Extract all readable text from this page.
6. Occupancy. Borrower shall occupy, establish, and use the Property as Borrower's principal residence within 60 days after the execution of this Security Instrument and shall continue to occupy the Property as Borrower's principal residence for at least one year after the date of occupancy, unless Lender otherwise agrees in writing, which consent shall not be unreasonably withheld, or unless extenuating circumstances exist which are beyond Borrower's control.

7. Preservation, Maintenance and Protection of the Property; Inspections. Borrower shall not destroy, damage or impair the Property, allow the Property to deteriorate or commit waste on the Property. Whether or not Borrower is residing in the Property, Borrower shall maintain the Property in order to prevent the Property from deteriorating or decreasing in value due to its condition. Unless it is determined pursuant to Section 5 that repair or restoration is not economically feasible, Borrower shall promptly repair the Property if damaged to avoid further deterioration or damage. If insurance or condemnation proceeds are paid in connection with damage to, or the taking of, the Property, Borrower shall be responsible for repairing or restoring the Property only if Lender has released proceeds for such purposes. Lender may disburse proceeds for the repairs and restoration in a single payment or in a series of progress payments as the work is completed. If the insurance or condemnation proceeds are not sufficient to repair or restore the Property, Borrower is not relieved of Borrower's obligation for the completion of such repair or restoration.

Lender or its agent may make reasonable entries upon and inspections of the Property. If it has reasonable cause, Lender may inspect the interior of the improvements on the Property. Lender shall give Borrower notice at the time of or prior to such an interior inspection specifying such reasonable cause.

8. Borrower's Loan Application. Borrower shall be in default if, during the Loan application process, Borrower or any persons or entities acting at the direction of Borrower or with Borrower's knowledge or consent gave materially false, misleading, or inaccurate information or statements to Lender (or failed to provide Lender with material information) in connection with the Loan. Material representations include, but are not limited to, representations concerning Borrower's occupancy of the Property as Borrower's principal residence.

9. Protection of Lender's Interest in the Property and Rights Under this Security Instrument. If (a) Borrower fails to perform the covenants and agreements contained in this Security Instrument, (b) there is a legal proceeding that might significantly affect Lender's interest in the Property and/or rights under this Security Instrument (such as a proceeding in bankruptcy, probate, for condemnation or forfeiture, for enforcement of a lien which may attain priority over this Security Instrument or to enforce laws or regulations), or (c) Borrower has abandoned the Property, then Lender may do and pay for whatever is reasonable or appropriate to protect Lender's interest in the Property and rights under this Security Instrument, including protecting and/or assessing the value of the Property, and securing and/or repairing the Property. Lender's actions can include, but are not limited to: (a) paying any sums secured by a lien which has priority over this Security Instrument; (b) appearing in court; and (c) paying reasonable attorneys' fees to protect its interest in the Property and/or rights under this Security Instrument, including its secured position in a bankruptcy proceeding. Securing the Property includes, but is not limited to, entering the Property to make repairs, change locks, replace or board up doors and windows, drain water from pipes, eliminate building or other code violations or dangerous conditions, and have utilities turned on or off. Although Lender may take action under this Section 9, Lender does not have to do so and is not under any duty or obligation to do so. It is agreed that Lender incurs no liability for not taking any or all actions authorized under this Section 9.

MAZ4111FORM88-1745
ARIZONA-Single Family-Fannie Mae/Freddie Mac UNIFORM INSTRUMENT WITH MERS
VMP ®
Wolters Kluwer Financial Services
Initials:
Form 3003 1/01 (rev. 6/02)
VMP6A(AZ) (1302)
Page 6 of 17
--
GIVEN INSTRUCTION — Each line of the listing should be copied exactly.

OUTPUT OF THE EXERCISE —
Extract all readable text from this page.
6. Occupancy. Borrower shall occupy, establish, and use the Property as Borrower's principal residence within 60 days after the execution of this Security Instrument and shall continue to occupy the Property as Borrower's principal residence for at least one year after the date of occupancy, unless Lender otherwise agrees in writing, which consent shall not be unreasonably withheld, or unless extenuating circumstances exist which are beyond Borrower's control.

7. Preservation, Maintenance and Protection of the Property; Inspections. Borrower shall not destroy, damage or impair the Property, allow the Property to deteriorate or commit waste on the Property. Whether or not Borrower is residing in the Property, Borrower shall maintain the Property in order to prevent the Property from deteriorating or decreasing in value due to its condition. Unless it is determined pursuant to Section 5 that repair or restoration is not economically feasible, Borrower shall promptly repair the Property if damaged to avoid further deterioration or damage. If insurance or condemnation proceeds are paid in connection with damage to, or the taking of, the Property, Borrower shall be responsible for repairing or restoring the Property only if Lender has released proceeds for such purposes. Lender may disburse proceeds for the repairs and restoration in a single payment or in a series of progress payments as the work is completed. If the insurance or condemnation proceeds are not sufficient to repair or restore the Property, Borrower is not relieved of Borrower's obligation for the completion of such repair or restoration.

Lender or its agent may make reasonable entries upon and inspections of the Property. If it has reasonable cause, Lender may inspect the interior of the improvements on the Property. Lender shall give Borrower notice at the time of or prior to such an interior inspection specifying such reasonable cause.

8. Borrower's Loan Application. Borrower shall be in default if, during the Loan application process, Borrower or any persons or entities acting at the direction of Borrower or with Borrower's knowledge or consent gave materially false, misleading, or inaccurate information or statements to Lender (or failed to provide Lender with material information) in connection with the Loan. Material representations include, but are not limited to, representations concerning Borrower's occupancy of the Property as Borrower's principal residence.

9. Protection of Lender's Interest in the Property and Rights Under this Security Instrument. If (a) Borrower fails to perform the covenants and agreements contained in this Security Instrument, (b) there is a legal proceeding that might significantly affect Lender's interest in the Property and/or rights under this Security Instrument (such as a proceeding in bankruptcy, probate, for condemnation or forfeiture, for enforcement of a lien which may attain priority over this Security Instrument or to enforce laws or regulations), or (c) Borrower has abandoned the Property, then Lender may do and pay for whatever is reasonable or appropriate to protect Lender's interest in the Property and rights under this Security Instrument, including protecting and/or assessing the value of the Property, and securing and/or repairing the Property. Lender's actions can include, but are not limited to: (a) paying any sums secured by a lien which has priority over this Security Instrument; (b) appearing in court; and (c) paying reasonable attorneys' fees to protect its interest in the Property and/or rights under this Security Instrument, including its secured position in a bankruptcy proceeding. Securing the Property includes, but is not limited to, entering the Property to make repairs, change locks, replace or board up doors and windows, drain water from pipes, eliminate building or other code violations or dangerous conditions, and have utilities turned on or off. Although Lender may take action under this Section 9, Lender does not have to do so and is not under any duty or obligation to do so. It is agreed that Lender incurs no liability for not taking any or all actions authorized under this Section 9.

MAZ4111FORM88-1745
ARIZONA-Single Family-Fannie Mae/Freddie Mac UNIFORM INSTRUMENT WITH MERS
VMP ®
Wolters Kluwer Financial Services
Initials:
Form 3003 1/01 (rev. 6/02)
VMP6A(AZ) (1302)
Page 6 of 17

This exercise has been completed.